Material provided:
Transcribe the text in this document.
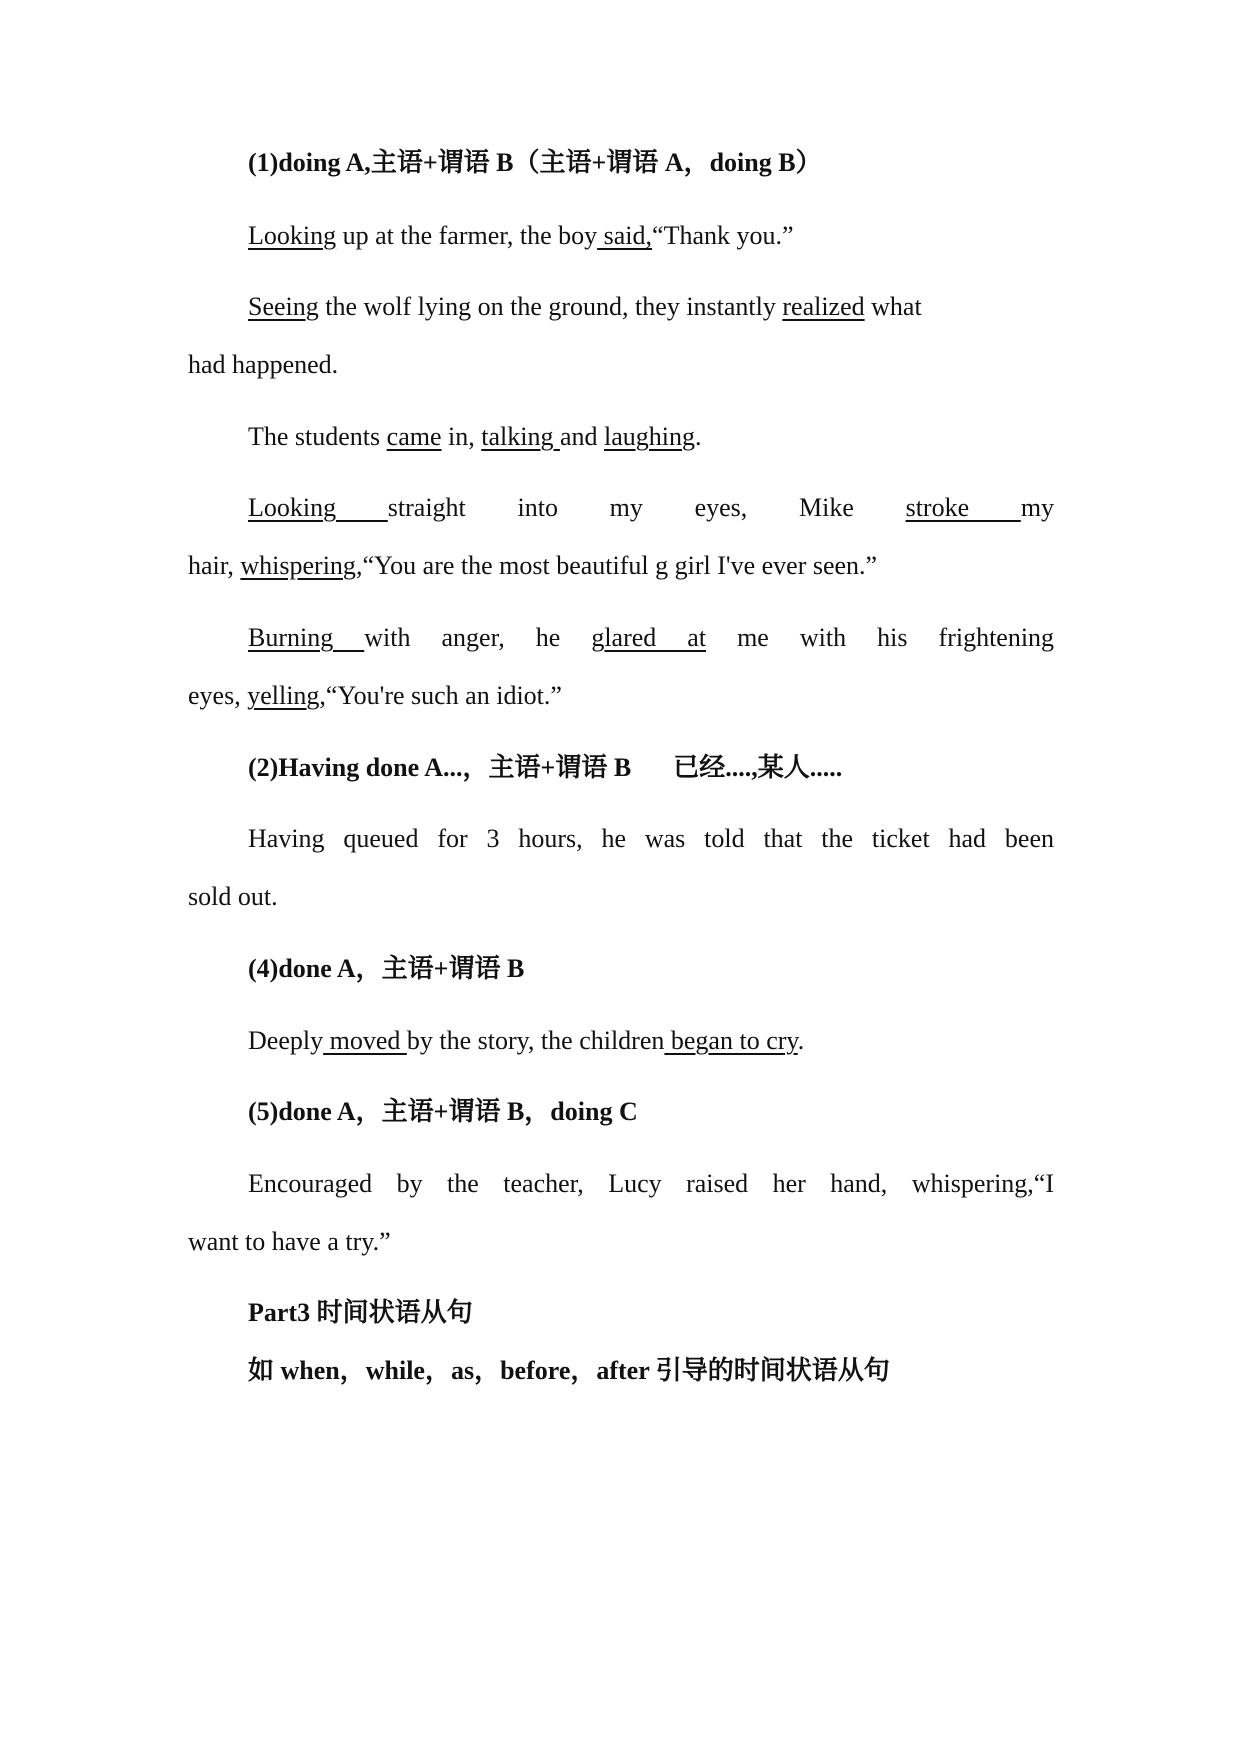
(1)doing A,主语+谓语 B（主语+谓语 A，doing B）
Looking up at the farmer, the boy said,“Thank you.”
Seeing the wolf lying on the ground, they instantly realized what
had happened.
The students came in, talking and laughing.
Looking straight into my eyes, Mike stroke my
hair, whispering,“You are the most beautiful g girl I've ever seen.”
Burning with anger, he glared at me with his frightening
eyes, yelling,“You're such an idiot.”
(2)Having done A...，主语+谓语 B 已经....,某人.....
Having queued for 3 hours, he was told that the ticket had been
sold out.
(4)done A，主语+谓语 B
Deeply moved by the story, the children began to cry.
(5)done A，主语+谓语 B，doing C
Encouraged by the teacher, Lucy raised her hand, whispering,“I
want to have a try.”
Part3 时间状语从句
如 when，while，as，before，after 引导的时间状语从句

==

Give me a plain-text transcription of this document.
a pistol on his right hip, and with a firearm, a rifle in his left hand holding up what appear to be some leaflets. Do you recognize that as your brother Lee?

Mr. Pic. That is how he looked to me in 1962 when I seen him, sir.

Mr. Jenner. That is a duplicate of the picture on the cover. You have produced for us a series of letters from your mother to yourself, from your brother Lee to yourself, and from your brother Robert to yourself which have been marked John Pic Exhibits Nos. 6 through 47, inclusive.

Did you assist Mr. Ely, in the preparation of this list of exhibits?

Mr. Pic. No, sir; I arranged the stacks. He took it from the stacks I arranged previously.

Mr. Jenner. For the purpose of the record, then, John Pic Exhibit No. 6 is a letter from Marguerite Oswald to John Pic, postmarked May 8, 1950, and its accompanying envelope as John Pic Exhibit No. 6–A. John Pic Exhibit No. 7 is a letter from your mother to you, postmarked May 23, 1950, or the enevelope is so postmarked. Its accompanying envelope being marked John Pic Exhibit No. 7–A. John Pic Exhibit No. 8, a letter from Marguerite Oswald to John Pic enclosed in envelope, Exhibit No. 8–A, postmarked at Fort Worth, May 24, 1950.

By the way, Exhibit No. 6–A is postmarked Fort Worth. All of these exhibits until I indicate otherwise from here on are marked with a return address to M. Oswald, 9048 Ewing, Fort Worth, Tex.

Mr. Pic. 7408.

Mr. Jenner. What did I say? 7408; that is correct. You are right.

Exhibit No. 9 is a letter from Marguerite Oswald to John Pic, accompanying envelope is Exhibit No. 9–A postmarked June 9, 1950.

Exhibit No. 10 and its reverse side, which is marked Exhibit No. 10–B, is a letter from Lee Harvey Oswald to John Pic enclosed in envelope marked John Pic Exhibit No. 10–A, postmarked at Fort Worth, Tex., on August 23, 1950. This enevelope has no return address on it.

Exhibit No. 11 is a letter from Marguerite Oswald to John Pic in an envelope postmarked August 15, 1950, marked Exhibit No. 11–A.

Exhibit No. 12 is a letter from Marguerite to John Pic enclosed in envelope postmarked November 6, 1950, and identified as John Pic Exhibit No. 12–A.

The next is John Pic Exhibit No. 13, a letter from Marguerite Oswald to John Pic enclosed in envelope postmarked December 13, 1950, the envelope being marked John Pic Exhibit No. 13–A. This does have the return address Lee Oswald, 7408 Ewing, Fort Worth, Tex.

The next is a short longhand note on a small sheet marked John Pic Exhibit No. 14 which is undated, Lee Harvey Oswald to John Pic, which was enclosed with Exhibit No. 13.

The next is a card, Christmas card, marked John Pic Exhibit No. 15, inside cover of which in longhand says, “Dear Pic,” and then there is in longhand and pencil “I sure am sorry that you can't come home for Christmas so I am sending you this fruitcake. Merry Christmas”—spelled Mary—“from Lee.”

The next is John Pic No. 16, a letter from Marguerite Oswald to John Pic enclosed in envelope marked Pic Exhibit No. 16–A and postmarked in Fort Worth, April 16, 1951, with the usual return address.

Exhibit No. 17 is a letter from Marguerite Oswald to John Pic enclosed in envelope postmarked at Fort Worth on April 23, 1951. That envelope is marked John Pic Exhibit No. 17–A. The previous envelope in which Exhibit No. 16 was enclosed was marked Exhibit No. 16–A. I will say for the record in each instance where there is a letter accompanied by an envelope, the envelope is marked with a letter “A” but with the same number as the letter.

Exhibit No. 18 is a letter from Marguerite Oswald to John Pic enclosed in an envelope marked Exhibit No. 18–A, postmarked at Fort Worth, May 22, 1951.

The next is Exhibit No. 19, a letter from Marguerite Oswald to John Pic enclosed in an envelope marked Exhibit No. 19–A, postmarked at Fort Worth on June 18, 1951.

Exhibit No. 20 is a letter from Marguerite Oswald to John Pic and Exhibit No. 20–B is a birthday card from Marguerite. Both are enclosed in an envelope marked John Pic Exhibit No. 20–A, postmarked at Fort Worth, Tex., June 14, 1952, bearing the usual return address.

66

---

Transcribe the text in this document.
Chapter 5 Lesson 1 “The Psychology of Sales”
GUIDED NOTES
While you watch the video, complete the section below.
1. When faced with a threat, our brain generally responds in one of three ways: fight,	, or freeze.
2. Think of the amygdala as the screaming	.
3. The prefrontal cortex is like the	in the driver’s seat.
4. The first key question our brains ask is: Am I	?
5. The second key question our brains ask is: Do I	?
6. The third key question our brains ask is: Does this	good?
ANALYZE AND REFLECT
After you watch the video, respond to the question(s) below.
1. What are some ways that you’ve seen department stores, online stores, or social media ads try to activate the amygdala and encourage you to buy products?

What to do: Look over the listing above. Pick out and copy every line that includes "longhand".

Exercise solution:
The next is a short longhand note on a small sheet marked John Pic Exhibit No. 14 which is undated, Lee Harvey Oswald to John Pic, which was enclosed with Exhibit No. 13.
The next is a card, Christmas card, marked John Pic Exhibit No. 15, inside cover of which in longhand says, “Dear Pic,” and then there is in longhand and pencil “I sure am sorry that you can't come home for Christmas so I am sending you this fruitcake. Merry Christmas”—spelled Mary—“from Lee.”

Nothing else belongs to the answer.